◆ DATASET RECORDS ◆
========
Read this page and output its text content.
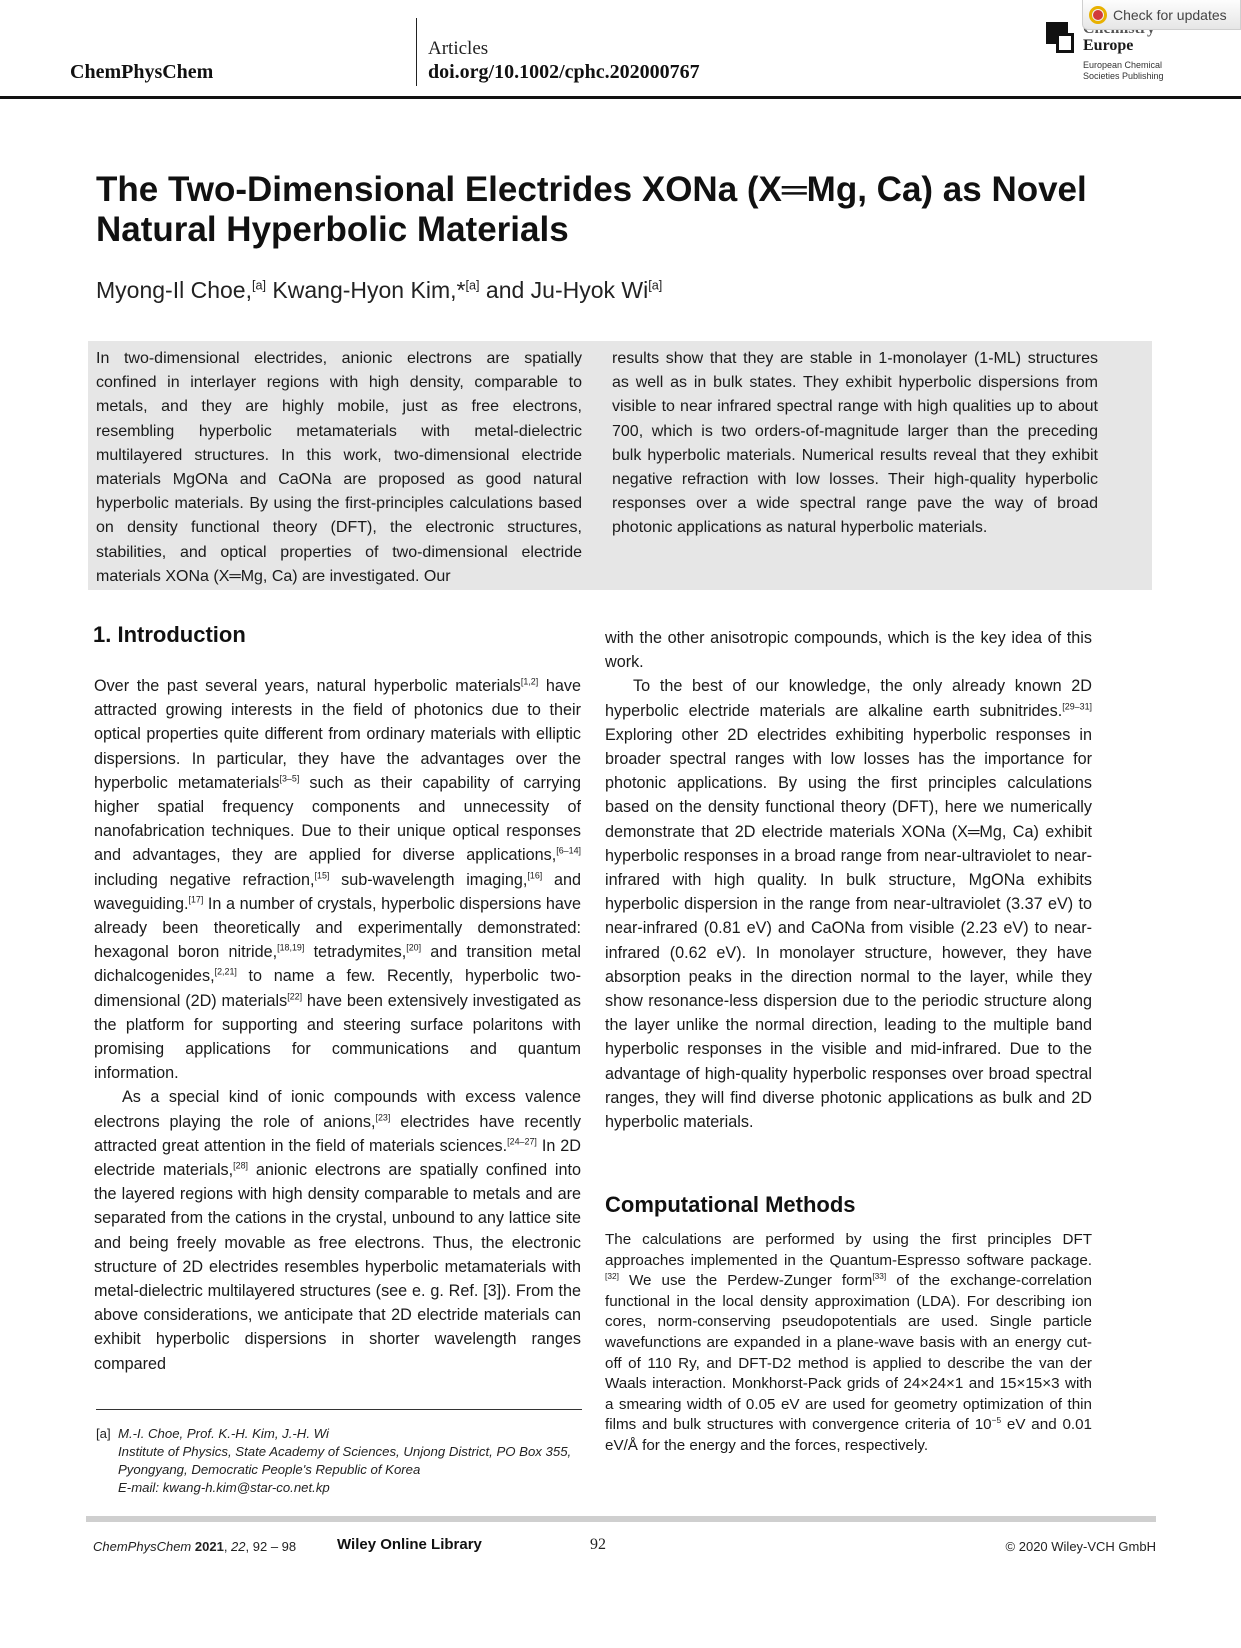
ChemPhysChem
Articles
doi.org/10.1002/cphc.202000767
Europe
European Chemical
Societies Publishing
Check for updates
The Two-Dimensional Electrides XONa (X═Mg, Ca) as Novel
Natural Hyperbolic Materials
Myong-Il Choe,[a] Kwang-Hyon Kim,*[a] and Ju-Hyok Wi[a]
In two-dimensional electrides, anionic electrons are spatially confined in interlayer regions with high density, comparable to metals, and they are highly mobile, just as free electrons, resembling hyperbolic metamaterials with metal-dielectric multilayered structures. In this work, two-dimensional electride materials MgONa and CaONa are proposed as good natural hyperbolic materials. By using the first-principles calculations based on density functional theory (DFT), the electronic structures, stabilities, and optical properties of two-dimensional electride materials XONa (X═Mg, Ca) are investigated. Our
results show that they are stable in 1-monolayer (1-ML) structures as well as in bulk states. They exhibit hyperbolic dispersions from visible to near infrared spectral range with high qualities up to about 700, which is two orders-of-magnitude larger than the preceding bulk hyperbolic materials. Numerical results reveal that they exhibit negative refraction with low losses. Their high-quality hyperbolic responses over a wide spectral range pave the way of broad photonic applications as natural hyperbolic materials.
1. Introduction

Over the past several years, natural hyperbolic materials[1,2] have attracted growing interests in the field of photonics due to their optical properties quite different from ordinary materials with elliptic dispersions. In particular, they have the advantages over the hyperbolic metamaterials[3–5] such as their capability of carrying higher spatial frequency components and unnecessity of nanofabrication techniques. Due to their unique optical responses and advantages, they are applied for diverse applications,[6–14] including negative refraction,[15] sub-wavelength imaging,[16] and waveguiding.[17] In a number of crystals, hyperbolic dispersions have already been theoretically and experimentally demonstrated: hexagonal boron nitride,[18,19] tetradymites,[20] and transition metal dichalcogenides,[2,21] to name a few. Recently, hyperbolic two-dimensional (2D) materials[22] have been extensively investigated as the platform for supporting and steering surface polaritons with promising applications for communications and quantum information.

As a special kind of ionic compounds with excess valence electrons playing the role of anions,[23] electrides have recently attracted great attention in the field of materials sciences.[24–27] In 2D electride materials,[28] anionic electrons are spatially confined into the layered regions with high density comparable to metals and are separated from the cations in the crystal, unbound to any lattice site and being freely movable as free electrons. Thus, the electronic structure of 2D electrides resembles hyperbolic metamaterials with metal-dielectric multilayered structures (see e. g. Ref. [3]). From the above considerations, we anticipate that 2D electride materials can exhibit hyperbolic dispersions in shorter wavelength ranges compared

[a] M.-I. Choe, Prof. K.-H. Kim, J.-H. Wi
Institute of Physics, State Academy of Sciences, Unjong District, PO Box 355,
Pyongyang, Democratic People's Republic of Korea
E-mail: kwang-h.kim@star-co.net.kp

with the other anisotropic compounds, which is the key idea of this work.

To the best of our knowledge, the only already known 2D hyperbolic electride materials are alkaline earth subnitrides.[29–31] Exploring other 2D electrides exhibiting hyperbolic responses in broader spectral ranges with low losses has the importance for photonic applications. By using the first principles calculations based on the density functional theory (DFT), here we numerically demonstrate that 2D electride materials XONa (X═Mg, Ca) exhibit hyperbolic responses in a broad range from near-ultraviolet to near-infrared with high quality. In bulk structure, MgONa exhibits hyperbolic dispersion in the range from near-ultraviolet (3.37 eV) to near-infrared (0.81 eV) and CaONa from visible (2.23 eV) to near-infrared (0.62 eV). In monolayer structure, however, they have absorption peaks in the direction normal to the layer, while they show resonance-less dispersion due to the periodic structure along the layer unlike the normal direction, leading to the multiple band hyperbolic responses in the visible and mid-infrared. Due to the advantage of high-quality hyperbolic responses over broad spectral ranges, they will find diverse photonic applications as bulk and 2D hyperbolic materials.

Computational Methods
The calculations are performed by using the first principles DFT approaches implemented in the Quantum-Espresso software package.[32] We use the Perdew-Zunger form[33] of the exchange-correlation functional in the local density approximation (LDA). For describing ion cores, norm-conserving pseudopotentials are used. Single particle wavefunctions are expanded in a plane-wave basis with an energy cut-off of 110 Ry, and DFT-D2 method is applied to describe the van der Waals interaction. Monkhorst-Pack grids of 24×24×1 and 15×15×3 with a smearing width of 0.05 eV are used for geometry optimization of thin films and bulk structures with convergence criteria of $10^{-5}$ eV and 0.01 eV/Å for the energy and the forces, respectively.
ChemPhysChem 2021, 22, 92 – 98	Wiley Online Library	92	© 2020 Wiley-VCH GmbH
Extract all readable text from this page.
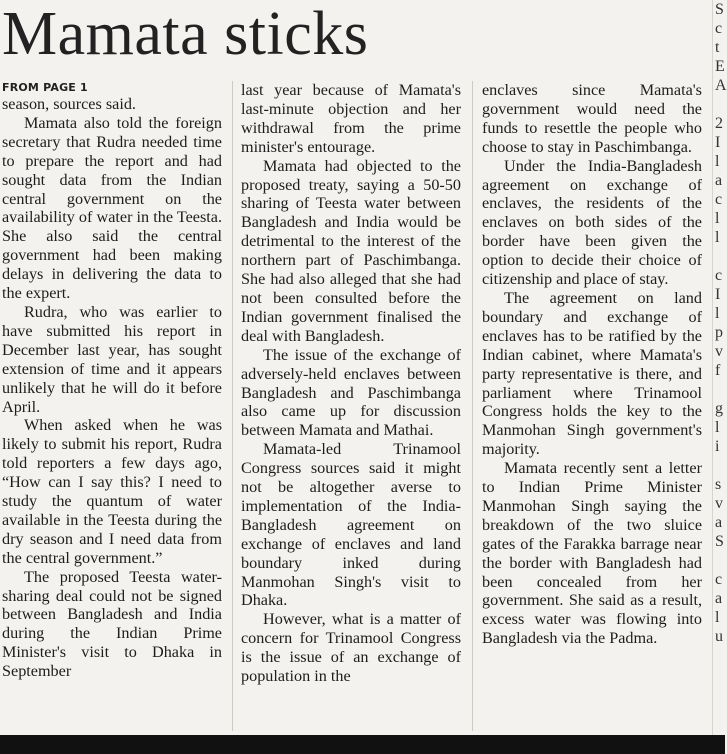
Mamata sticks
FROM PAGE 1

season, sources said.

Mamata also told the foreign secretary that Rudra needed time to prepare the report and had sought data from the Indian central government on the availability of water in the Teesta. She also said the central government had been making delays in delivering the data to the expert.

Rudra, who was earlier to have submitted his report in December last year, has sought extension of time and it appears unlikely that he will do it before April.

When asked when he was likely to submit his report, Rudra told reporters a few days ago, “How can I say this? I need to study the quantum of water available in the Teesta during the dry season and I need data from the central government.”

The proposed Teesta water-sharing deal could not be signed between Bangladesh and India during the Indian Prime Minister's visit to Dhaka in September

last year because of Mamata's last-minute objection and her withdrawal from the prime minister's entourage.

Mamata had objected to the proposed treaty, saying a 50-50 sharing of Teesta water between Bangladesh and India would be detrimental to the interest of the northern part of Paschimbanga. She had also alleged that she had not been consulted before the Indian government finalised the deal with Bangladesh.

The issue of the exchange of adversely-held enclaves between Bangladesh and Paschimbanga also came up for discussion between Mamata and Mathai.

Mamata-led Trinamool Congress sources said it might not be altogether averse to implementation of the India-Bangladesh agreement on exchange of enclaves and land boundary inked during Manmohan Singh's visit to Dhaka.

However, what is a matter of concern for Trinamool Congress is the issue of an exchange of population in the

enclaves since Mamata's government would need the funds to resettle the people who choose to stay in Paschimbanga.

Under the India-Bangladesh agreement on exchange of enclaves, the residents of the enclaves on both sides of the border have been given the option to decide their choice of citizenship and place of stay.

The agreement on land boundary and exchange of enclaves has to be ratified by the Indian cabinet, where Mamata's party representative is there, and parliament where Trinamool Congress holds the key to the Manmohan Singh government's majority.

Mamata recently sent a letter to Indian Prime Minister Manmohan Singh saying the breakdown of the two sluice gates of the Farakka barrage near the border with Bangladesh had been concealed from her government. She said as a result, excess water was flowing into Bangladesh via the Padma.

S
c
t
E
A

2
I
l
a
c
l
l

c
I
l
p
v
f

g
l
i

s
v
a
S

c
a
l
u
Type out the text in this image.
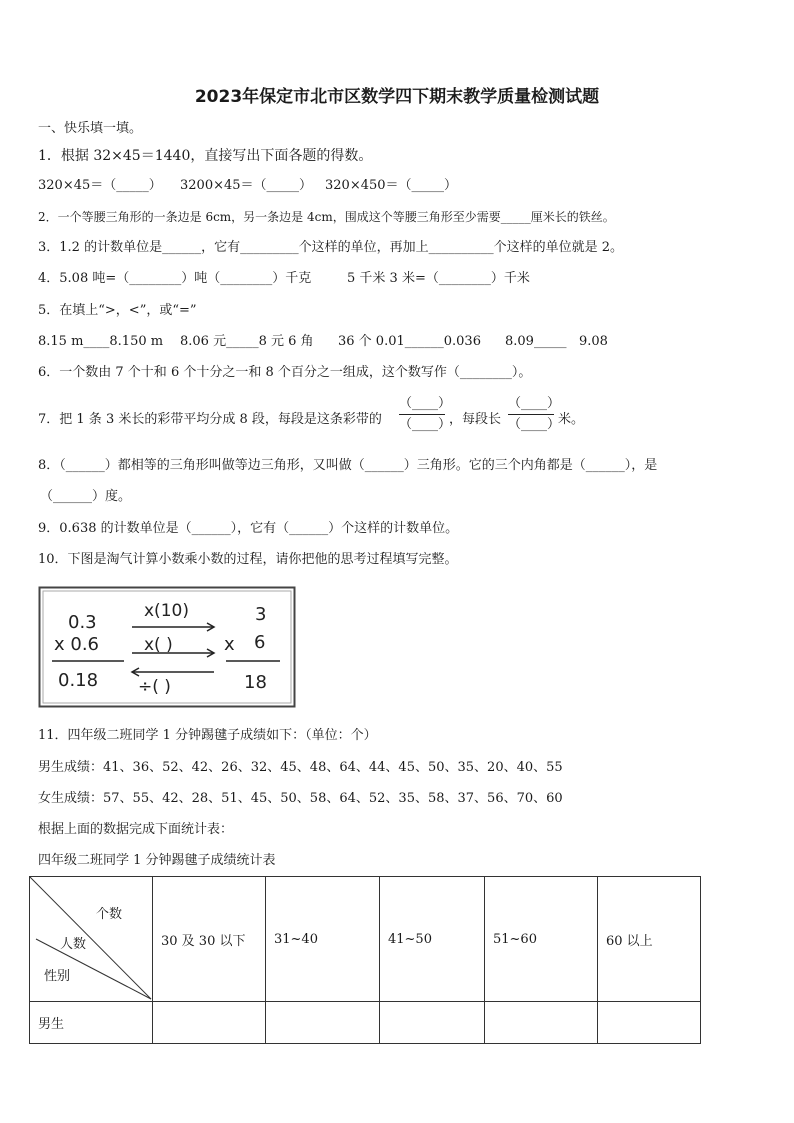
2023年保定市北市区数学四下期末教学质量检测试题
一、快乐填一填。
1．根据 32×45＝1440，直接写出下面各题的得数。
320×45＝（_____） 3200×45＝（_____） 320×450＝（_____）
2．一个等腰三角形的一条边是 6cm，另一条边是 4cm，围成这个等腰三角形至少需要_____厘米长的铁丝。
3．1.2 的计数单位是______，它有_________个这样的单位，再加上__________个这样的单位就是 2。
4．5.08 吨=（________）吨（________）千克	5 千米 3 米=（________）千米
5．在填上“>，<”，或“=”
8.15 m____8.150 m 8.06 元_____8 元 6 角 36 个 0.01______0.036 8.09_____ 9.08
6．一个数由 7 个十和 6 个十分之一和 8 个百分之一组成，这个数写作（________）。
7．把 1 条 3 米长的彩带平均分成 8 段，每段是这条彩带的
（____）
（____）
，每段长
（____）
（____）
米。
8．（______）都相等的三角形叫做等边三角形，又叫做（______）三角形。它的三个内角都是（______），是
（______）度。
9．0.638 的计数单位是（______），它有（______）个这样的计数单位。
10．下图是淘气计算小数乘小数的过程，请你把他的思考过程填写完整。
0.3
x 0.6
0.18
x(10)
x( )
÷( )
3
x 6
18
11．四年级二班同学 1 分钟踢毽子成绩如下：（单位：个）
男生成绩：41、36、52、42、26、32、45、48、64、44、45、50、35、20、40、55
女生成绩：57、55、42、28、51、45、50、58、64、52、35、58、37、56、70、60
根据上面的数据完成下面统计表：
四年级二班同学 1 分钟踢毽子成绩统计表
个数
人数
性别	30 及 30 以下	31~40	41~50	51~60	60 以上
男生					
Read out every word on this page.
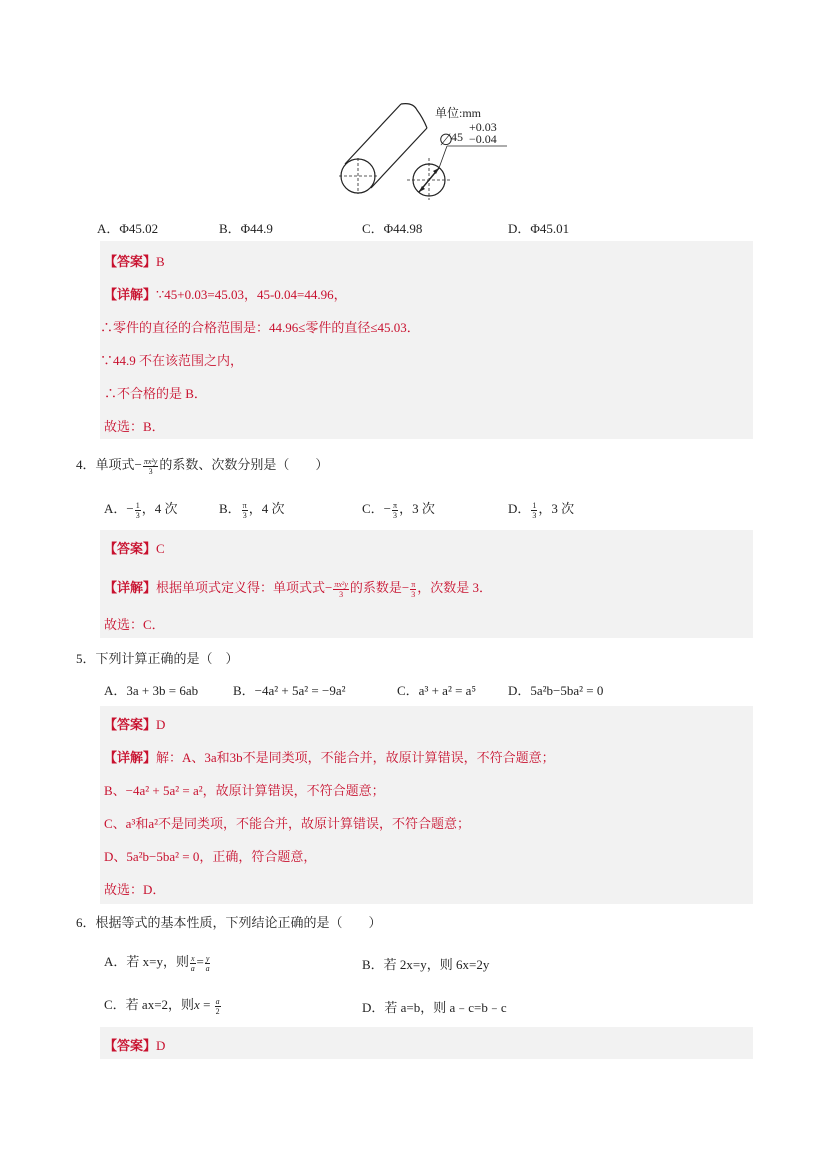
单位:mm
∅
45
+0.03
−0.04
A．Φ45.02	B．Φ44.9	C．Φ44.98	D．Φ45.01
【答案】B
【详解】∵45+0.03=45.03，45-0.04=44.96，
∴零件的直径的合格范围是：44.96≤零件的直径≤45.03．
∵44.9 不在该范围之内，
∴不合格的是 B．
故选：B．
4．单项式− $\frac{\text{πx²y}}{3}$ 的系数、次数分别是（　　）
A．− $\frac{1}{3}$ ，4 次	B． $\frac{\pi}{3}$ ，4 次	C．− $\frac{\pi}{3}$ ，3 次	D． $\frac{1}{3}$ ，3 次
【答案】C
【详解】根据单项式定义得：单项式式− $\frac{\text{πx²y}}{3}$ 的系数是− $\frac{\pi}{3}$ ，次数是 3．
故选：C．
5．下列计算正确的是（　）
A．3a + 3b = 6ab	B．−4a² + 5a² = −9a²	C．a³ + a² = a⁵ D．5a²b−5ba² = 0
【答案】D
【详解】解：A、3a和3b不是同类项，不能合并，故原计算错误，不符合题意；
B、−4a² + 5a² = a²，故原计算错误，不符合题意；
C、a³和a²不是同类项，不能合并，故原计算错误，不符合题意；
D、5a²b−5ba² = 0，正确，符合题意，
故选：D．
6．根据等式的基本性质，下列结论正确的是（　　）
A．若 x=y，则 $\frac{x}{a} = \frac{y}{a}$	B．若 2x=y，则 6x=2y
C．若 ax=2，则$x = \frac{a}{2}$	D．若 a=b，则 a﹣c=b﹣c
【答案】D
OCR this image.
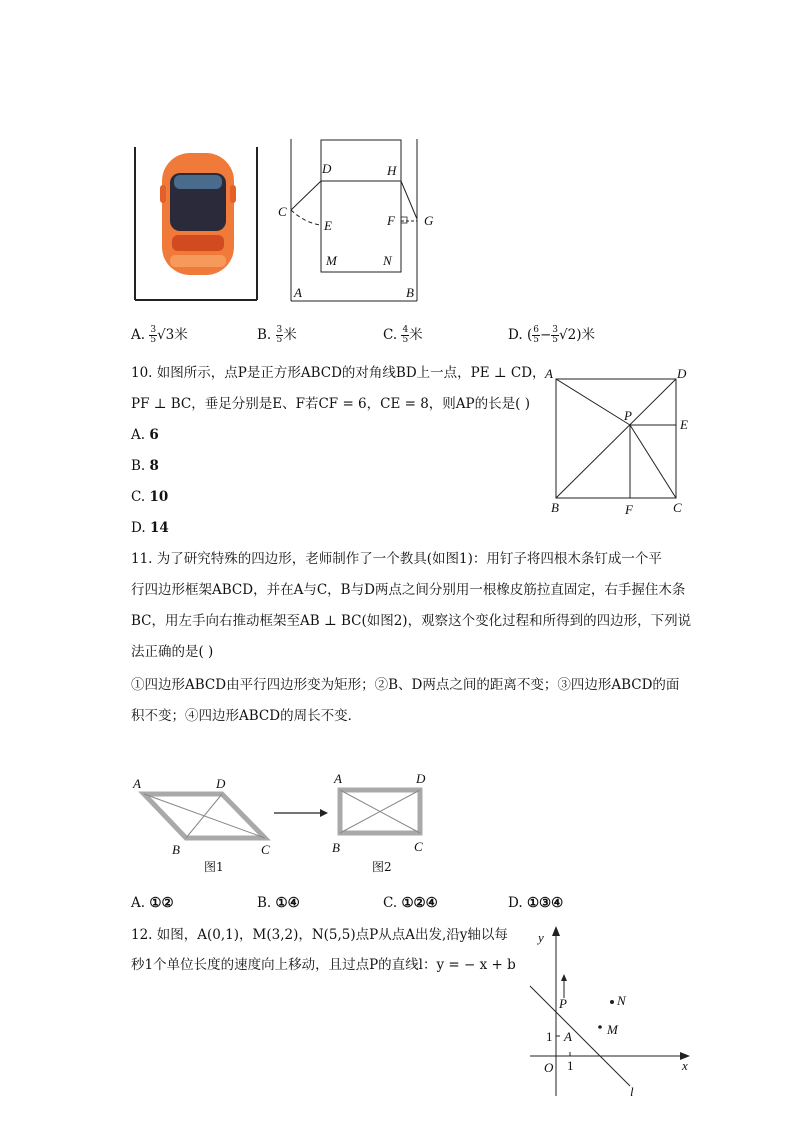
D	H
C
E	F G
M	N
A	B
A. $\frac{3}{5} √3$米	B. $\frac{3}{5}$ 米	C. $\frac{4}{5}$ 米	D. ( $\frac{6}{5} - \frac{3}{5} √2$)米
10. 如图所示，点P是正方形ABCD的对角线BD上一点，PE ⊥ CD，
PF ⊥ BC，垂足分别是E、F若CF = 6，CE = 8，则AP的长是( )
A. 6
B. 8
C. 10
D. 14
A	D
P
E
B	F	C
11. 为了研究特殊的四边形，老师制作了一个教具(如图1)：用钉子将四根木条钉成一个平
行四边形框架ABCD，并在A与C，B与D两点之间分别用一根橡皮筋拉直固定，右手握住木条
BC，用左手向右推动框架至AB ⊥ BC(如图2)，观察这个变化过程和所得到的四边形，下列说
法正确的是( )
①四边形ABCD由平行四边形变为矩形；②B、D两点之间的距离不变；③四边形ABCD的面
积不变；④四边形ABCD的周长不变．
A	D
B	C
图1
A	D
B	C
图2
A. ①②	B. ①④	C. ①②④	D. ①③④
12. 如图，A(0,1)，M(3,2)，N(5,5)点P从点A出发,沿y轴以每
秒1个单位长度的速度向上移动，且过点P的直线l：y = − x + b
y
x
P	N
M
A
1
1
O
l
========
◆ EXERCISE DIRECTIONS ◆
Select and copy every line of the listing with the word "told".

◆ RESPONSE ◆
Mamata also told the foreign secretary that Rudra needed time to prepare the report and had sought data from the Indian central government on the availability of water in the Teesta. She also said the central government had been making delays in delivering the data to the expert.
When asked when he was likely to submit his report, Rudra told reporters a few days ago, “How can I say this? I need to study the quantum of water available in the Teesta during the dry season and I need data from the central government.”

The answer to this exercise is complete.